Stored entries
---
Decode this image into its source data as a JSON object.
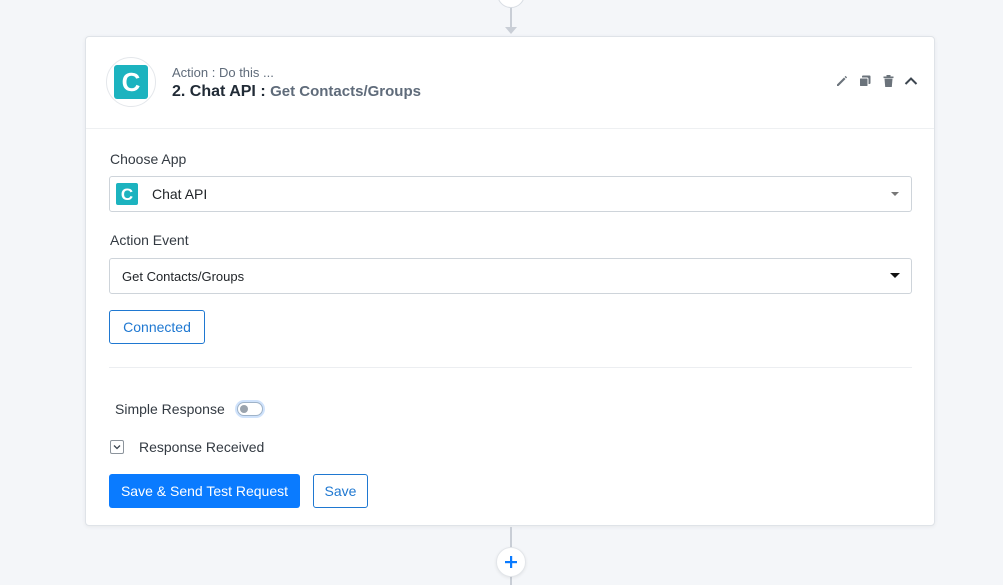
{
  "step": {
    "subtitle": "Action : Do this ...",
    "title_prefix": "2. Chat API : ",
    "event_name": "Get Contacts/Groups",
    "app_logo_letter": "C",
    "app_color": "#1cb3bf"
  },
  "header_actions": [
    {
      "icon": "pencil-icon"
    },
    {
      "icon": "copy-icon"
    },
    {
      "icon": "trash-icon"
    },
    {
      "icon": "chevron-up-icon"
    }
  ],
  "choose_app": {
    "label": "Choose App",
    "value": "Chat API",
    "logo_letter": "C"
  },
  "action_event": {
    "label": "Action Event",
    "value": "Get Contacts/Groups"
  },
  "connection": {
    "label": "Connected"
  },
  "simple_response": {
    "label": "Simple Response",
    "enabled": false
  },
  "response_received": {
    "label": "Response Received"
  },
  "buttons": {
    "save_and_test": "Save & Send Test Request",
    "save": "Save"
  },
  "colors": {
    "primary": "#0a7bff",
    "accent_outline": "#1f78d1",
    "background": "#f4f6f9"
  }
}
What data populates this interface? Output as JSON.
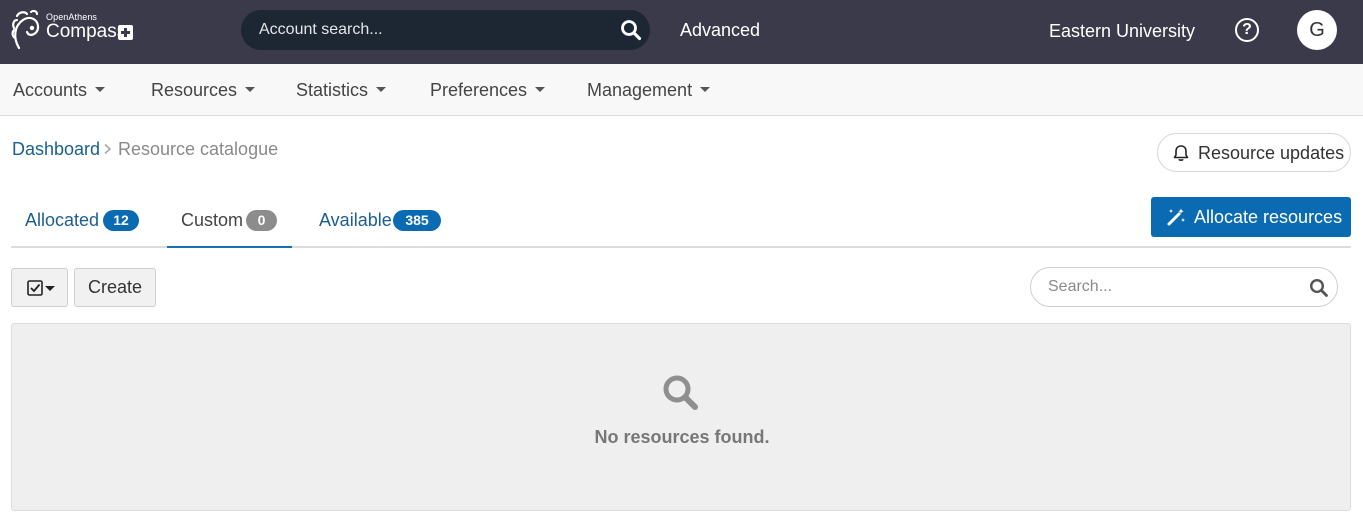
{
  "brand": {
    "small": "OpenAthens",
    "name": "Compass"
  },
  "header": {
    "search_placeholder": "Account search...",
    "advanced_label": "Advanced",
    "organisation": "Eastern University",
    "help_label": "?",
    "avatar_initial": "G"
  },
  "nav": {
    "items": [
      {
        "label": "Accounts"
      },
      {
        "label": "Resources"
      },
      {
        "label": "Statistics"
      },
      {
        "label": "Preferences"
      },
      {
        "label": "Management"
      }
    ]
  },
  "breadcrumb": {
    "root": "Dashboard",
    "current": "Resource catalogue"
  },
  "actions": {
    "updates_label": "Resource updates",
    "allocate_label": "Allocate resources"
  },
  "tabs": [
    {
      "label": "Allocated",
      "count": "12",
      "active": false,
      "badge_color": "#0a6bb3",
      "text_color": "#1a5f91"
    },
    {
      "label": "Custom",
      "count": "0",
      "active": true,
      "badge_color": "#8c8c8c",
      "text_color": "#444444"
    },
    {
      "label": "Available",
      "count": "385",
      "active": false,
      "badge_color": "#0a6bb3",
      "text_color": "#1a5f91"
    }
  ],
  "toolbar": {
    "create_label": "Create",
    "filter_placeholder": "Search..."
  },
  "empty_state": {
    "message": "No resources found."
  },
  "colors": {
    "topbar": "#3a3a4a",
    "accent": "#0a6bb3",
    "link": "#1a5f91"
  }
}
---
Written request
Restate each entry word for word, please, but drop any images it holds.

Response to this task
Decode this image into its source data as a JSON object.
{
  "step": {
    "subtitle": "Action : Do this ...",
    "title_prefix": "2. Chat API : ",
    "event_name": "Get Contacts/Groups",
    "app_logo_letter": "C",
    "app_color": "#1cb3bf"
  },
  "header_actions": [
    {
      "icon": "pencil-icon"
    },
    {
      "icon": "copy-icon"
    },
    {
      "icon": "trash-icon"
    },
    {
      "icon": "chevron-up-icon"
    }
  ],
  "choose_app": {
    "label": "Choose App",
    "value": "Chat API",
    "logo_letter": "C"
  },
  "action_event": {
    "label": "Action Event",
    "value": "Get Contacts/Groups"
  },
  "connection": {
    "label": "Connected"
  },
  "simple_response": {
    "label": "Simple Response",
    "enabled": false
  },
  "response_received": {
    "label": "Response Received"
  },
  "buttons": {
    "save_and_test": "Save & Send Test Request",
    "save": "Save"
  },
  "colors": {
    "primary": "#0a7bff",
    "accent_outline": "#1f78d1",
    "background": "#f4f6f9"
  }
}
What data populates this interface? Output as JSON.
{
  "brand": {
    "small": "OpenAthens",
    "name": "Compass"
  },
  "header": {
    "search_placeholder": "Account search...",
    "advanced_label": "Advanced",
    "organisation": "Eastern University",
    "help_label": "?",
    "avatar_initial": "G"
  },
  "nav": {
    "items": [
      {
        "label": "Accounts"
      },
      {
        "label": "Resources"
      },
      {
        "label": "Statistics"
      },
      {
        "label": "Preferences"
      },
      {
        "label": "Management"
      }
    ]
  },
  "breadcrumb": {
    "root": "Dashboard",
    "current": "Resource catalogue"
  },
  "actions": {
    "updates_label": "Resource updates",
    "allocate_label": "Allocate resources"
  },
  "tabs": [
    {
      "label": "Allocated",
      "count": "12",
      "active": false,
      "badge_color": "#0a6bb3",
      "text_color": "#1a5f91"
    },
    {
      "label": "Custom",
      "count": "0",
      "active": true,
      "badge_color": "#8c8c8c",
      "text_color": "#444444"
    },
    {
      "label": "Available",
      "count": "385",
      "active": false,
      "badge_color": "#0a6bb3",
      "text_color": "#1a5f91"
    }
  ],
  "toolbar": {
    "create_label": "Create",
    "filter_placeholder": "Search..."
  },
  "empty_state": {
    "message": "No resources found."
  },
  "colors": {
    "topbar": "#3a3a4a",
    "accent": "#0a6bb3",
    "link": "#1a5f91"
  }
}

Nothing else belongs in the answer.